BEGIN Data for processing

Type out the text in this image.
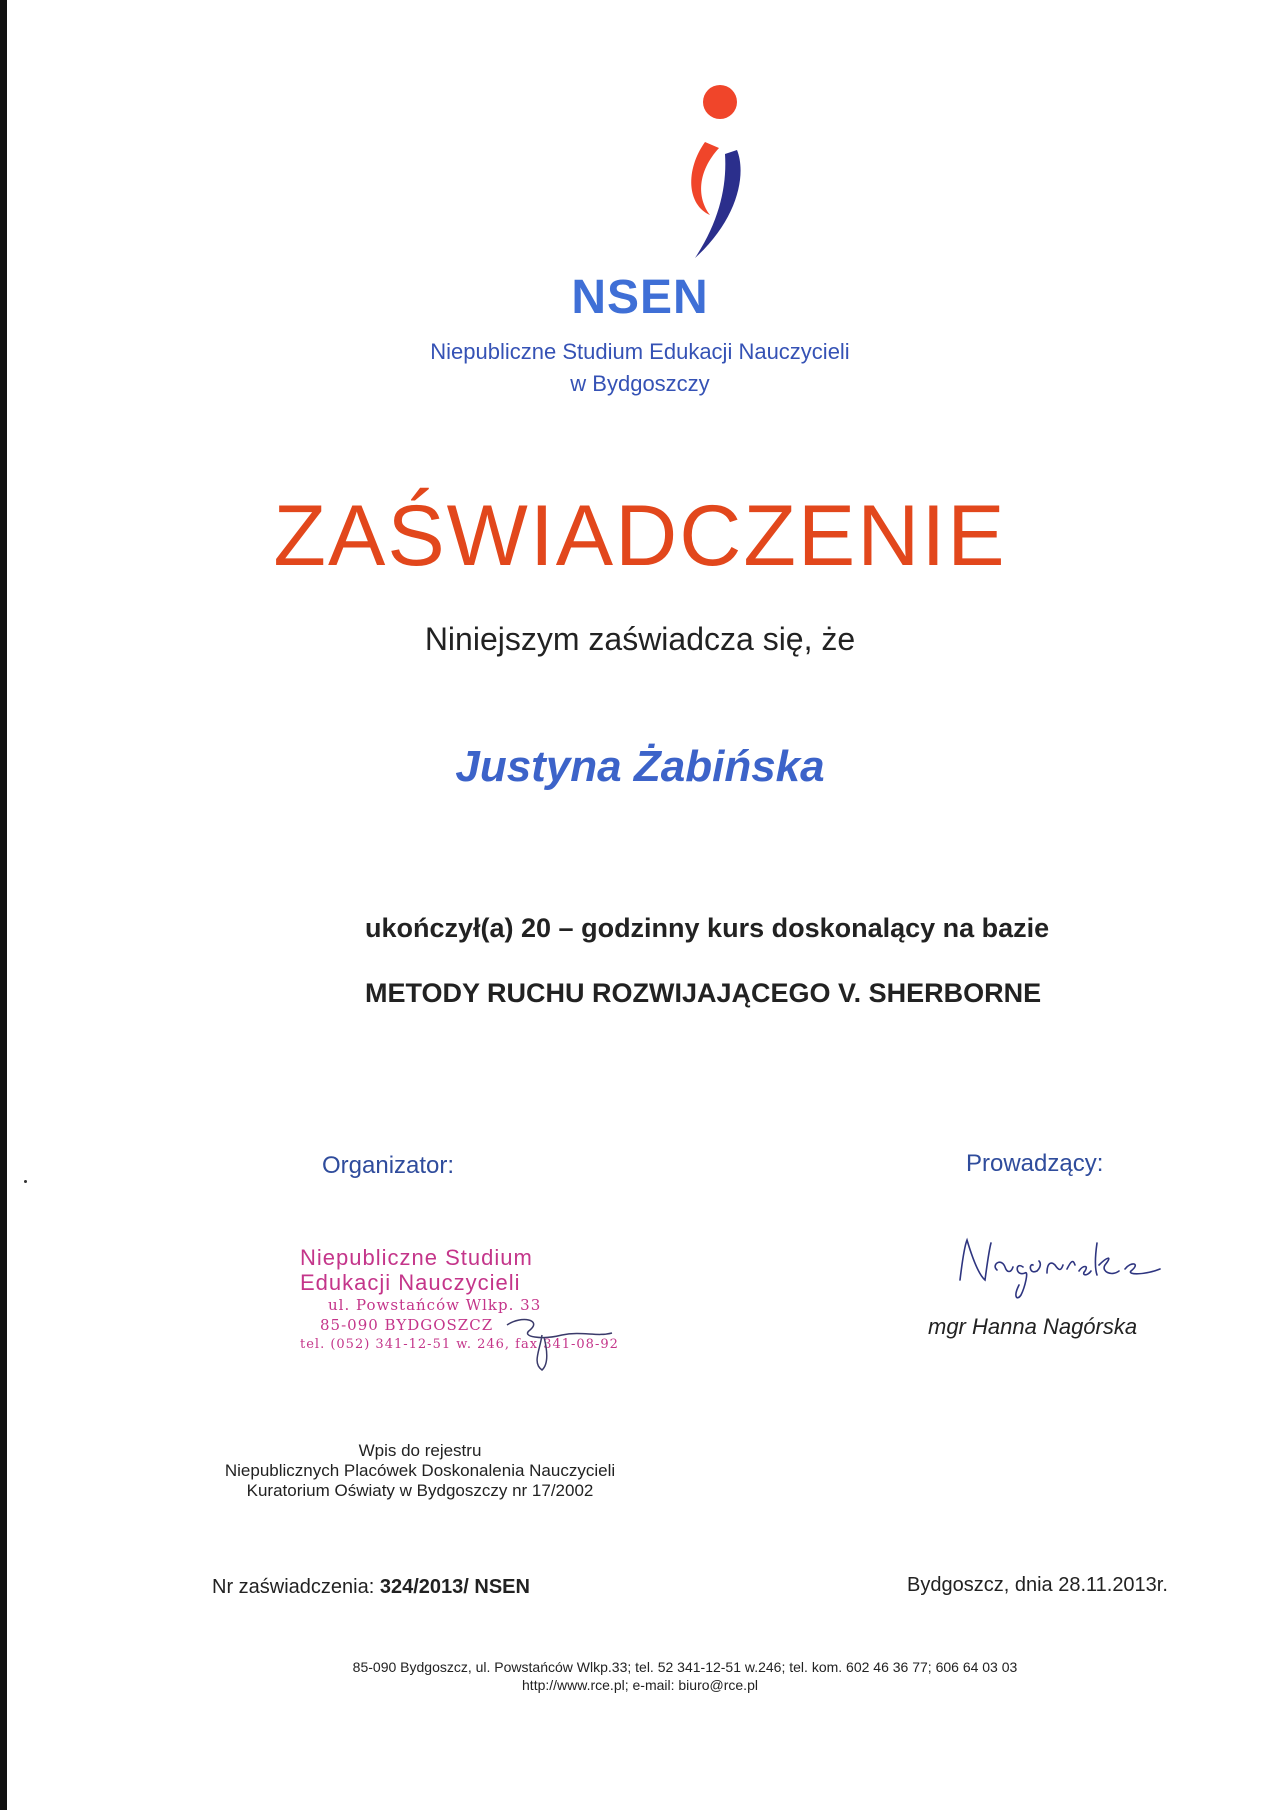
NSEN
Niepubliczne Studium Edukacji Nauczycieli
w Bydgoszczy
ZAŚWIADCZENIE
Niniejszym zaświadcza się, że
Justyna Żabińska
ukończył(a) 20 – godzinny kurs doskonalący na bazie
METODY RUCHU ROZWIJAJĄCEGO V. SHERBORNE
Organizator:	Prowadzący:
Niepubliczne Studium
Edukacji Nauczycieli
ul. Powstańców Wlkp. 33
85-090 BYDGOSZCZ
tel. (052) 341-12-51 w. 246, fax 341-08-92
mgr Hanna Nagórska
Wpis do rejestru
Niepublicznych Placówek Doskonalenia Nauczycieli
Kuratorium Oświaty w Bydgoszczy nr 17/2002
Nr zaświadczenia: 324/2013/ NSEN	Bydgoszcz, dnia 28.11.2013r.
85-090 Bydgoszcz, ul. Powstańców Wlkp.33; tel. 52 341-12-51 w.246; tel. kom. 602 46 36 77; 606 64 03 03
http://www.rce.pl; e-mail: biuro@rce.pl
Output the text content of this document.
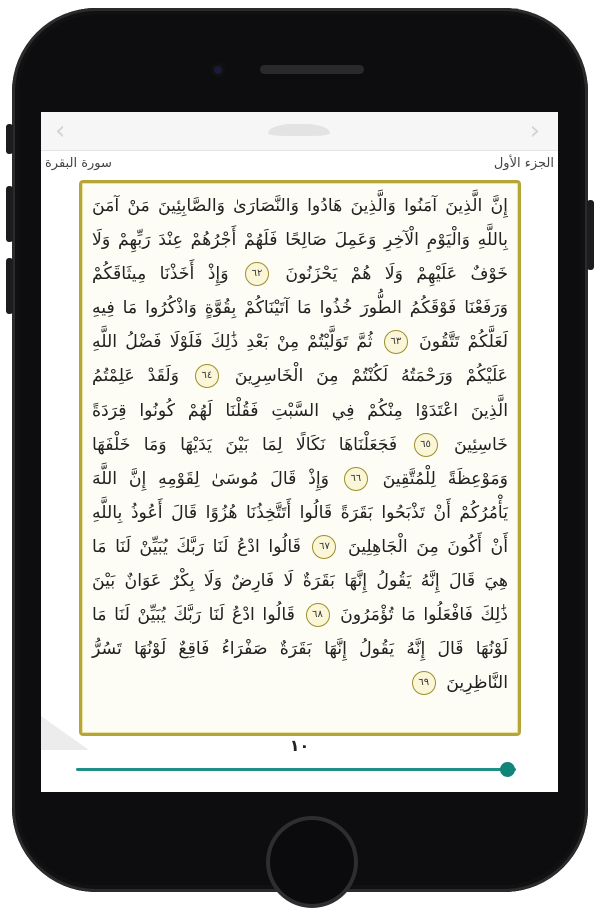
‹	›
الجزء الأول
سورة البقرة
إِنَّ الَّذِينَ آمَنُوا وَالَّذِينَ هَادُوا وَالنَّصَارَىٰ وَالصَّابِئِينَ مَنْ آمَنَ بِاللَّهِ وَالْيَوْمِ الْآخِرِ وَعَمِلَ صَالِحًا فَلَهُمْ أَجْرُهُمْ عِنْدَ رَبِّهِمْ وَلَا خَوْفٌ عَلَيْهِمْ وَلَا هُمْ يَحْزَنُونَ ٦٢ وَإِذْ أَخَذْنَا مِيثَاقَكُمْ وَرَفَعْنَا فَوْقَكُمُ الطُّورَ خُذُوا مَا آتَيْنَاكُمْ بِقُوَّةٍ وَاذْكُرُوا مَا فِيهِ لَعَلَّكُمْ تَتَّقُونَ ٦٣ ثُمَّ تَوَلَّيْتُمْ مِنْ بَعْدِ ذَٰلِكَ فَلَوْلَا فَضْلُ اللَّهِ عَلَيْكُمْ وَرَحْمَتُهُ لَكُنْتُمْ مِنَ الْخَاسِرِينَ ٦٤ وَلَقَدْ عَلِمْتُمُ الَّذِينَ اعْتَدَوْا مِنْكُمْ فِي السَّبْتِ فَقُلْنَا لَهُمْ كُونُوا قِرَدَةً خَاسِئِينَ ٦٥ فَجَعَلْنَاهَا نَكَالًا لِمَا بَيْنَ يَدَيْهَا وَمَا خَلْفَهَا وَمَوْعِظَةً لِلْمُتَّقِينَ ٦٦ وَإِذْ قَالَ مُوسَىٰ لِقَوْمِهِ إِنَّ اللَّهَ يَأْمُرُكُمْ أَنْ تَذْبَحُوا بَقَرَةً قَالُوا أَتَتَّخِذُنَا هُزُوًا قَالَ أَعُوذُ بِاللَّهِ أَنْ أَكُونَ مِنَ الْجَاهِلِينَ ٦٧ قَالُوا ادْعُ لَنَا رَبَّكَ يُبَيِّنْ لَنَا مَا هِيَ قَالَ إِنَّهُ يَقُولُ إِنَّهَا بَقَرَةٌ لَا فَارِضٌ وَلَا بِكْرٌ عَوَانٌ بَيْنَ ذَٰلِكَ فَافْعَلُوا مَا تُؤْمَرُونَ ٦٨ قَالُوا ادْعُ لَنَا رَبَّكَ يُبَيِّنْ لَنَا مَا لَوْنُهَا قَالَ إِنَّهُ يَقُولُ إِنَّهَا بَقَرَةٌ صَفْرَاءُ فَاقِعٌ لَوْنُهَا تَسُرُّ النَّاظِرِينَ ٦٩
١٠
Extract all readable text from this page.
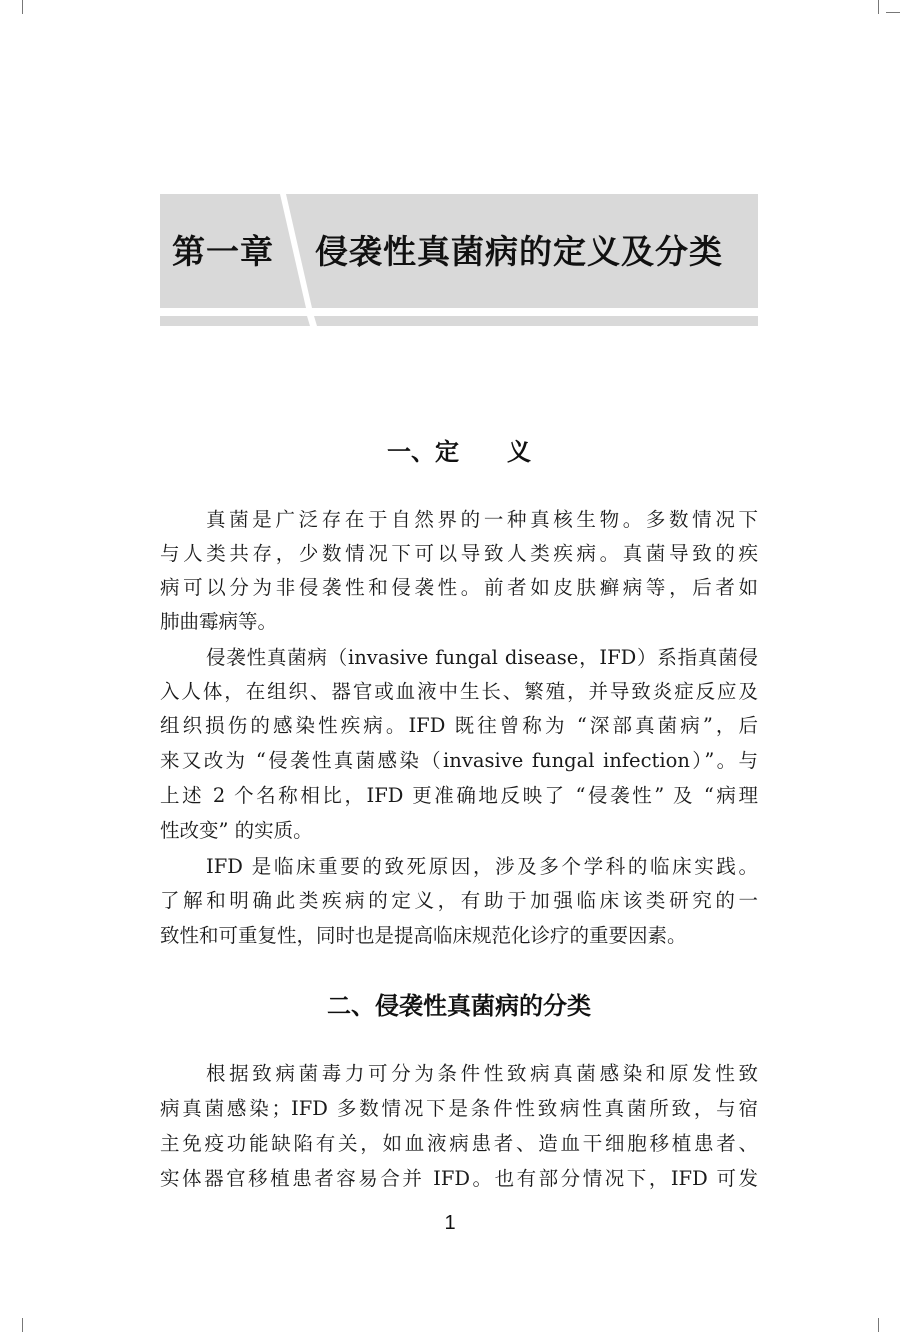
第一章 侵袭性真菌病的定义及分类
一、定　　义
真菌是广泛存在于自然界的一种真核生物。多数情况下
与人类共存，少数情况下可以导致人类疾病。真菌导致的疾
病可以分为非侵袭性和侵袭性。前者如皮肤癣病等，后者如
肺曲霉病等。
侵袭性真菌病（invasive fungal disease，IFD）系指真菌侵
入人体，在组织、器官或血液中生长、繁殖，并导致炎症反应及
组织损伤的感染性疾病。IFD 既往曾称为 “深部真菌病”，后
来又改为 “侵袭性真菌感染（invasive fungal infection）”。与
上述 2 个名称相比，IFD 更准确地反映了 “侵袭性” 及 “病理
性改变” 的实质。
IFD 是临床重要的致死原因，涉及多个学科的临床实践。
了解和明确此类疾病的定义，有助于加强临床该类研究的一
致性和可重复性，同时也是提高临床规范化诊疗的重要因素。
二、侵袭性真菌病的分类
根据致病菌毒力可分为条件性致病真菌感染和原发性致
病真菌感染；IFD 多数情况下是条件性致病性真菌所致，与宿
主免疫功能缺陷有关，如血液病患者、造血干细胞移植患者、
实体器官移植患者容易合并 IFD。也有部分情况下，IFD 可发
1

END Data for processing

### Directions:
Every line of the records that includes the word "fungal" should be gathered.

### The reply:
侵袭性真菌病（invasive fungal disease，IFD）系指真菌侵
来又改为 “侵袭性真菌感染（invasive fungal infection）”。与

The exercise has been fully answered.